■ The task
Below is a set of records; print all of them exactly as written.

Figure collection entries
═══
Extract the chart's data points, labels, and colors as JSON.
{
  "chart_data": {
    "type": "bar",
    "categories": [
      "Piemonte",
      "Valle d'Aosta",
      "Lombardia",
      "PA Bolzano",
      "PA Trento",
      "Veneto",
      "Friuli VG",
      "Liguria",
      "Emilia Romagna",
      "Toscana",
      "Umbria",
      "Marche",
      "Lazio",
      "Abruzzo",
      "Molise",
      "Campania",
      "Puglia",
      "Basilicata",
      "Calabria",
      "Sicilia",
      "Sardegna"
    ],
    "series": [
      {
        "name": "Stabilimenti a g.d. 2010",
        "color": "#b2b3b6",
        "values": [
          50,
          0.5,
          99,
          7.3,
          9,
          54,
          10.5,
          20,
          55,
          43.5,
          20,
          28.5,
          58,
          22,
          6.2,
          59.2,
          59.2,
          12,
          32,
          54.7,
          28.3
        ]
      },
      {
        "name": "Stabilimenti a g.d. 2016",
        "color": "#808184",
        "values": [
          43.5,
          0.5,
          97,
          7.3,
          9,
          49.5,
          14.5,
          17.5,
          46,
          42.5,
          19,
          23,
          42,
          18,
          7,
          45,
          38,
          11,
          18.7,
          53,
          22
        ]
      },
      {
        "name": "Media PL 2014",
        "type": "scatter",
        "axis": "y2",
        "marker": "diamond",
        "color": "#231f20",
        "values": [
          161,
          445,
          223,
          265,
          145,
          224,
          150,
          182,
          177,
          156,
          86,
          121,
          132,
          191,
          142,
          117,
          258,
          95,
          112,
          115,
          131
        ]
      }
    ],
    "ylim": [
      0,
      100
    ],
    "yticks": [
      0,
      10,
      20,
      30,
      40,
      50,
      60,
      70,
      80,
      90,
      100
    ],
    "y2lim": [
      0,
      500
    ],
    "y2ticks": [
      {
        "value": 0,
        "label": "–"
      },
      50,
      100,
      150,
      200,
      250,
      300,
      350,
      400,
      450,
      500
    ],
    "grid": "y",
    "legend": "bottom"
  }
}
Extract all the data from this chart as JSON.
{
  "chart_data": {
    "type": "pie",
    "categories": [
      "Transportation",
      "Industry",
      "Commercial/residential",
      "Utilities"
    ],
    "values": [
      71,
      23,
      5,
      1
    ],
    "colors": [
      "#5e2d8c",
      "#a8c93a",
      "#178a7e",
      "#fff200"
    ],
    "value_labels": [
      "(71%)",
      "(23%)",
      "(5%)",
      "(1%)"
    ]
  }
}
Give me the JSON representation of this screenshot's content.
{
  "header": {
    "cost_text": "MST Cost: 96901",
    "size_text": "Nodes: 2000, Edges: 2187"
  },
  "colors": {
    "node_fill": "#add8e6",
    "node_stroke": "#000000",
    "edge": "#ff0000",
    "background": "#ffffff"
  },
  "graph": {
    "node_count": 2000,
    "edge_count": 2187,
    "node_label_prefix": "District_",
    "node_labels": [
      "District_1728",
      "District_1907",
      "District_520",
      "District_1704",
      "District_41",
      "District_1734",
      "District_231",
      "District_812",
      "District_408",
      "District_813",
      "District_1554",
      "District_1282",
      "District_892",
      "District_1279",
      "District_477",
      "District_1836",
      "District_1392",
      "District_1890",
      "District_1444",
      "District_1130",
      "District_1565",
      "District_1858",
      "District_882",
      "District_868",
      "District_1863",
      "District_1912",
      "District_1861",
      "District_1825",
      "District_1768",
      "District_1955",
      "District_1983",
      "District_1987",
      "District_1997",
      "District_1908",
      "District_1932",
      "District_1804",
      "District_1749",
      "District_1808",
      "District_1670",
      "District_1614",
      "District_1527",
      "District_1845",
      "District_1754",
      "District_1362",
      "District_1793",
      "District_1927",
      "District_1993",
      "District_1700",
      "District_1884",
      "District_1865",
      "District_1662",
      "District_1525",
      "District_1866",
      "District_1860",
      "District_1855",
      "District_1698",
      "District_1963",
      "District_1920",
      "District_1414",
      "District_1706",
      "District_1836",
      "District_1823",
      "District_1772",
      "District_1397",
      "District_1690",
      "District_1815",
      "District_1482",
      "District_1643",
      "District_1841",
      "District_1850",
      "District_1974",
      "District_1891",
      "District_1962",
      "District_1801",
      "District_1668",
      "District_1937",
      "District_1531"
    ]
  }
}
═══
■ Task output
Extract the chart's data points, labels, and colors as JSON.
{
  "chart_data": {
    "type": "bar",
    "categories": [
      "Piemonte",
      "Valle d'Aosta",
      "Lombardia",
      "PA Bolzano",
      "PA Trento",
      "Veneto",
      "Friuli VG",
      "Liguria",
      "Emilia Romagna",
      "Toscana",
      "Umbria",
      "Marche",
      "Lazio",
      "Abruzzo",
      "Molise",
      "Campania",
      "Puglia",
      "Basilicata",
      "Calabria",
      "Sicilia",
      "Sardegna"
    ],
    "series": [
      {
        "name": "Stabilimenti a g.d. 2010",
        "color": "#b2b3b6",
        "values": [
          50,
          0.5,
          99,
          7.3,
          9,
          54,
          10.5,
          20,
          55,
          43.5,
          20,
          28.5,
          58,
          22,
          6.2,
          59.2,
          59.2,
          12,
          32,
          54.7,
          28.3
        ]
      },
      {
        "name": "Stabilimenti a g.d. 2016",
        "color": "#808184",
        "values": [
          43.5,
          0.5,
          97,
          7.3,
          9,
          49.5,
          14.5,
          17.5,
          46,
          42.5,
          19,
          23,
          42,
          18,
          7,
          45,
          38,
          11,
          18.7,
          53,
          22
        ]
      },
      {
        "name": "Media PL 2014",
        "type": "scatter",
        "axis": "y2",
        "marker": "diamond",
        "color": "#231f20",
        "values": [
          161,
          445,
          223,
          265,
          145,
          224,
          150,
          182,
          177,
          156,
          86,
          121,
          132,
          191,
          142,
          117,
          258,
          95,
          112,
          115,
          131
        ]
      }
    ],
    "ylim": [
      0,
      100
    ],
    "yticks": [
      0,
      10,
      20,
      30,
      40,
      50,
      60,
      70,
      80,
      90,
      100
    ],
    "y2lim": [
      0,
      500
    ],
    "y2ticks": [
      {
        "value": 0,
        "label": "–"
      },
      50,
      100,
      150,
      200,
      250,
      300,
      350,
      400,
      450,
      500
    ],
    "grid": "y",
    "legend": "bottom"
  }
}
Extract all the data from this chart as JSON.
{
  "chart_data": {
    "type": "pie",
    "categories": [
      "Transportation",
      "Industry",
      "Commercial/residential",
      "Utilities"
    ],
    "values": [
      71,
      23,
      5,
      1
    ],
    "colors": [
      "#5e2d8c",
      "#a8c93a",
      "#178a7e",
      "#fff200"
    ],
    "value_labels": [
      "(71%)",
      "(23%)",
      "(5%)",
      "(1%)"
    ]
  }
}
Give me the JSON representation of this screenshot's content.
{
  "header": {
    "cost_text": "MST Cost: 96901",
    "size_text": "Nodes: 2000, Edges: 2187"
  },
  "colors": {
    "node_fill": "#add8e6",
    "node_stroke": "#000000",
    "edge": "#ff0000",
    "background": "#ffffff"
  },
  "graph": {
    "node_count": 2000,
    "edge_count": 2187,
    "node_label_prefix": "District_",
    "node_labels": [
      "District_1728",
      "District_1907",
      "District_520",
      "District_1704",
      "District_41",
      "District_1734",
      "District_231",
      "District_812",
      "District_408",
      "District_813",
      "District_1554",
      "District_1282",
      "District_892",
      "District_1279",
      "District_477",
      "District_1836",
      "District_1392",
      "District_1890",
      "District_1444",
      "District_1130",
      "District_1565",
      "District_1858",
      "District_882",
      "District_868",
      "District_1863",
      "District_1912",
      "District_1861",
      "District_1825",
      "District_1768",
      "District_1955",
      "District_1983",
      "District_1987",
      "District_1997",
      "District_1908",
      "District_1932",
      "District_1804",
      "District_1749",
      "District_1808",
      "District_1670",
      "District_1614",
      "District_1527",
      "District_1845",
      "District_1754",
      "District_1362",
      "District_1793",
      "District_1927",
      "District_1993",
      "District_1700",
      "District_1884",
      "District_1865",
      "District_1662",
      "District_1525",
      "District_1866",
      "District_1860",
      "District_1855",
      "District_1698",
      "District_1963",
      "District_1920",
      "District_1414",
      "District_1706",
      "District_1836",
      "District_1823",
      "District_1772",
      "District_1397",
      "District_1690",
      "District_1815",
      "District_1482",
      "District_1643",
      "District_1841",
      "District_1850",
      "District_1974",
      "District_1891",
      "District_1962",
      "District_1801",
      "District_1668",
      "District_1937",
      "District_1531"
    ]
  }
}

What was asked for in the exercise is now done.